____ GIVEN DATA

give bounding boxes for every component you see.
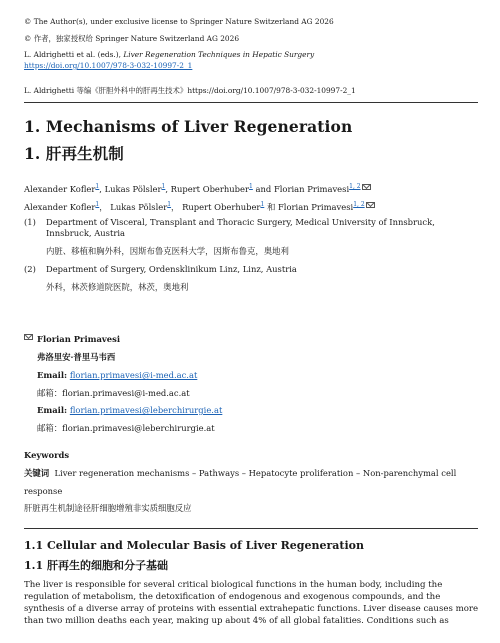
- email-label: Email:: [37, 405, 68, 415]
- chapter-title-en: 1. Mechanisms of Liver Regeneration: [24, 117, 353, 136]
- keywords-text-zh: 肝脏再生机制途径肝细胞增殖非实质细胞反应: [24, 503, 192, 513]
- citation-title: Liver Regeneration Techniques in Hepatic Surgery: [123, 50, 315, 59]
- keywords-line: [24, 468, 456, 479]
- chapter-title-zh: 1. 肝再生机制: [24, 144, 124, 163]
- body-line-3: synthesis of a diverse array of proteins with essential extrahepatic functions. Liver disease causes more: [24, 604, 479, 614]
- mail-icon[interactable]: [362, 184, 371, 190]
- keywords-text-2: response: [24, 486, 63, 496]
- affil-2-number: (2): [24, 264, 36, 274]
- and-word: and: [255, 183, 272, 194]
- author-4: Florian Primavesi: [273, 183, 350, 194]
- email-2-text: florian.primavesi@leberchirurgie.at: [62, 423, 215, 433]
- keywords-text-1: Liver regeneration mechanisms – Pathways – Hepatocyte proliferation – Non-parenchymal cell: [54, 468, 457, 478]
- keywords-heading: Keywords: [24, 450, 70, 460]
- keywords-heading-zh: 关键词: [24, 468, 50, 478]
- email-1-link[interactable]: florian.primavesi@i-med.ac.at: [69, 370, 198, 380]
- affil-2-text-zh: 外科，林茨修道院医院，林茨，奥地利: [46, 282, 189, 292]
- email-1-row-zh: [37, 388, 190, 399]
- affil-1-number: (1): [24, 217, 36, 227]
- author-2-affil[interactable]: 1: [161, 183, 166, 190]
- author-4-affil[interactable]: 1, 2: [349, 183, 361, 190]
- author-zh-2-affil[interactable]: 1: [167, 201, 172, 208]
- author-zh-1-affil[interactable]: 1: [95, 201, 100, 208]
- section-divider: [24, 528, 478, 529]
- email-label: Email:: [37, 370, 68, 380]
- email-label-zh: 邮箱：: [37, 388, 63, 398]
- and-word-zh: 和: [266, 201, 276, 212]
- email-2-row: [37, 405, 222, 416]
- author-zh-3-affil[interactable]: 1: [260, 201, 265, 208]
- doi-link[interactable]: https://doi.org/10.1007/978-3-032-10997-2_1: [24, 61, 193, 70]
- author-zh-2: Lukas Pölsler: [110, 201, 168, 212]
- author-zh-4: Florian Primavesi: [278, 201, 354, 212]
- author-1-affil[interactable]: 1: [95, 183, 100, 190]
- author-zh-3: Rupert Oberhuber: [182, 201, 261, 212]
- citation-line-zh: L. Aldrighetti 等编《肝胆外科中的肝再生技术》https://doi.org/10.1007/978-3-032-10997-2_1: [24, 86, 356, 95]
- affil-2-text: Department of Surgery, Ordensklinikum Linz, Linz, Austria: [46, 264, 297, 274]
- affil-1-text: Department of Visceral, Transplant and Thoracic Surgery, Medical University of Innsbruck, Innsbruck, Austria: [46, 217, 435, 238]
- citation-line: [24, 50, 314, 60]
- correspondence-name: Florian Primavesi: [24, 334, 120, 345]
- copyright-line-zh: © 作者，独家授权给 Springer Nature Switzerland AG 2026: [24, 34, 240, 43]
- author-1: Alexander Kofler: [24, 183, 96, 194]
- body-line-2: regulation of metabolism, the detoxification of endogenous and exogenous compounds, and the: [24, 592, 441, 602]
- email-1-text: florian.primavesi@i-med.ac.at: [62, 388, 190, 398]
- author-3: Rupert Oberhuber: [170, 183, 250, 194]
- body-line-4: than two million deaths each year, making up about 4% of all global fatalities. Conditions such as: [24, 616, 449, 626]
- correspondence-name-zh: 弗洛里安·普里马韦西: [37, 352, 116, 362]
- author-2: Lukas Pölsler: [104, 183, 162, 194]
- body-line-1: The liver is responsible for several critical biological functions in the human body, including the: [24, 580, 443, 590]
- email-1-row: [37, 370, 197, 381]
- section-title-en: 1.1 Cellular and Molecular Basis of Liver Regeneration: [24, 539, 364, 552]
- mail-icon[interactable]: [366, 202, 375, 208]
- authors-en: Alexander Kofler$^1$, Lukas Pölsler$^1$, Rupert Oberhuber$^1$ and Florian Primavesi$^{1, 2}$: [24, 181, 371, 195]
- email-2-link[interactable]: florian.primavesi@leberchirurgie.at: [69, 405, 223, 415]
- top-divider: [24, 102, 478, 103]
- email-label-zh: 邮箱：: [37, 423, 63, 433]
- mail-icon: [24, 334, 33, 340]
- author-zh-1: Alexander Kofler: [24, 201, 96, 212]
- email-2-row-zh: [37, 423, 215, 434]
- citation-authors: L. Aldrighetti et al. (eds.),: [24, 50, 121, 59]
- copyright-line-en: © The Author(s), under exclusive license to Springer Nature Switzerland AG 2026: [24, 17, 334, 26]
- affil-1-text-zh: 内脏、移植和胸外科，因斯布鲁克医科大学，因斯布鲁克，奥地利: [46, 246, 289, 256]
- section-title-zh: 1.1 肝再生的细胞和分子基础: [24, 559, 168, 572]
- author-zh-4-affil[interactable]: 1, 2: [353, 201, 365, 208]
- author-3-affil[interactable]: 1: [249, 183, 253, 190]
- authors-zh: Alexander Kofler$^1$， Lukas Pölsler$^1$， Rupert Oberhuber$^1$ 和 Florian Primavesi$^{1, 2}$: [24, 199, 375, 213]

________

| EXERCISE DIRECTIONS |
Except for the pictures, give all the material above again verbatim.

| ANSWER |
give bounding boxes for every component you see.
- email-label: Email:: [37, 405, 68, 415]
- chapter-title-en: 1. Mechanisms of Liver Regeneration: [24, 117, 353, 136]
- keywords-text-zh: 肝脏再生机制途径肝细胞增殖非实质细胞反应: [24, 503, 192, 513]
- citation-title: Liver Regeneration Techniques in Hepatic Surgery: [123, 50, 315, 59]
- keywords-line: [24, 468, 456, 479]
- chapter-title-zh: 1. 肝再生机制: [24, 144, 124, 163]
- body-line-3: synthesis of a diverse array of proteins with essential extrahepatic functions. Liver disease causes more: [24, 604, 479, 614]
- mail-icon[interactable]: [362, 184, 371, 190]
- keywords-text-2: response: [24, 486, 63, 496]
- affil-2-number: (2): [24, 264, 36, 274]
- and-word: and: [255, 183, 272, 194]
- author-4: Florian Primavesi: [273, 183, 350, 194]
- email-2-text: florian.primavesi@leberchirurgie.at: [62, 423, 215, 433]
- keywords-text-1: Liver regeneration mechanisms – Pathways – Hepatocyte proliferation – Non-parenchymal cell: [54, 468, 457, 478]
- keywords-heading: Keywords: [24, 450, 70, 460]
- keywords-heading-zh: 关键词: [24, 468, 50, 478]
- email-1-link[interactable]: florian.primavesi@i-med.ac.at: [69, 370, 198, 380]
- affil-2-text-zh: 外科，林茨修道院医院，林茨，奥地利: [46, 282, 189, 292]
- email-1-row-zh: [37, 388, 190, 399]
- affil-1-number: (1): [24, 217, 36, 227]
- author-2-affil[interactable]: 1: [161, 183, 166, 190]
- author-4-affil[interactable]: 1, 2: [349, 183, 361, 190]
- author-zh-2-affil[interactable]: 1: [167, 201, 172, 208]
- author-zh-1-affil[interactable]: 1: [95, 201, 100, 208]
- section-divider: [24, 528, 478, 529]
- email-label: Email:: [37, 370, 68, 380]
- email-label-zh: 邮箱：: [37, 388, 63, 398]
- and-word-zh: 和: [266, 201, 276, 212]
- email-2-row: [37, 405, 222, 416]
- author-zh-3-affil[interactable]: 1: [260, 201, 265, 208]
- doi-link[interactable]: https://doi.org/10.1007/978-3-032-10997-2_1: [24, 61, 193, 70]
- author-zh-2: Lukas Pölsler: [110, 201, 168, 212]
- author-zh-4: Florian Primavesi: [278, 201, 354, 212]
- author-1-affil[interactable]: 1: [95, 183, 100, 190]
- author-zh-3: Rupert Oberhuber: [182, 201, 261, 212]
- citation-line-zh: L. Aldrighetti 等编《肝胆外科中的肝再生技术》https://doi.org/10.1007/978-3-032-10997-2_1: [24, 86, 356, 95]
- affil-2-text: Department of Surgery, Ordensklinikum Linz, Linz, Austria: [46, 264, 297, 274]
- affil-1-text: Department of Visceral, Transplant and Thoracic Surgery, Medical University of Innsbruck, Innsbruck, Austria: [46, 217, 435, 238]
- citation-line: [24, 50, 314, 60]
- correspondence-name: Florian Primavesi: [24, 334, 120, 345]
- copyright-line-zh: © 作者，独家授权给 Springer Nature Switzerland AG 2026: [24, 34, 240, 43]
- author-1: Alexander Kofler: [24, 183, 96, 194]
- body-line-2: regulation of metabolism, the detoxification of endogenous and exogenous compounds, and the: [24, 592, 441, 602]
- email-1-text: florian.primavesi@i-med.ac.at: [62, 388, 190, 398]
- author-3: Rupert Oberhuber: [170, 183, 250, 194]
- body-line-4: than two million deaths each year, making up about 4% of all global fatalities. Conditions such as: [24, 616, 449, 626]
- correspondence-name-zh: 弗洛里安·普里马韦西: [37, 352, 116, 362]
- author-2: Lukas Pölsler: [104, 183, 162, 194]
- body-line-1: The liver is responsible for several critical biological functions in the human body, including the: [24, 580, 443, 590]
- email-1-row: [37, 370, 197, 381]
- section-title-en: 1.1 Cellular and Molecular Basis of Liver Regeneration: [24, 539, 364, 552]
- mail-icon[interactable]: [366, 202, 375, 208]
- authors-en: Alexander Kofler$^1$, Lukas Pölsler$^1$, Rupert Oberhuber$^1$ and Florian Primavesi$^{1, 2}$: [24, 181, 371, 195]
- email-2-link[interactable]: florian.primavesi@leberchirurgie.at: [69, 405, 223, 415]
- top-divider: [24, 102, 478, 103]
- email-label-zh: 邮箱：: [37, 423, 63, 433]
- mail-icon: [24, 334, 33, 340]
- author-zh-1: Alexander Kofler: [24, 201, 96, 212]
- email-2-row-zh: [37, 423, 215, 434]
- citation-authors: L. Aldrighetti et al. (eds.),: [24, 50, 121, 59]
- copyright-line-en: © The Author(s), under exclusive license to Springer Nature Switzerland AG 2026: [24, 17, 334, 26]
- affil-1-text-zh: 内脏、移植和胸外科，因斯布鲁克医科大学，因斯布鲁克，奥地利: [46, 246, 289, 256]
- section-title-zh: 1.1 肝再生的细胞和分子基础: [24, 559, 168, 572]
- author-zh-4-affil[interactable]: 1, 2: [353, 201, 365, 208]
- author-3-affil[interactable]: 1: [249, 183, 253, 190]
- authors-zh: Alexander Kofler$^1$， Lukas Pölsler$^1$， Rupert Oberhuber$^1$ 和 Florian Primavesi$^{1, 2}$: [24, 199, 375, 213]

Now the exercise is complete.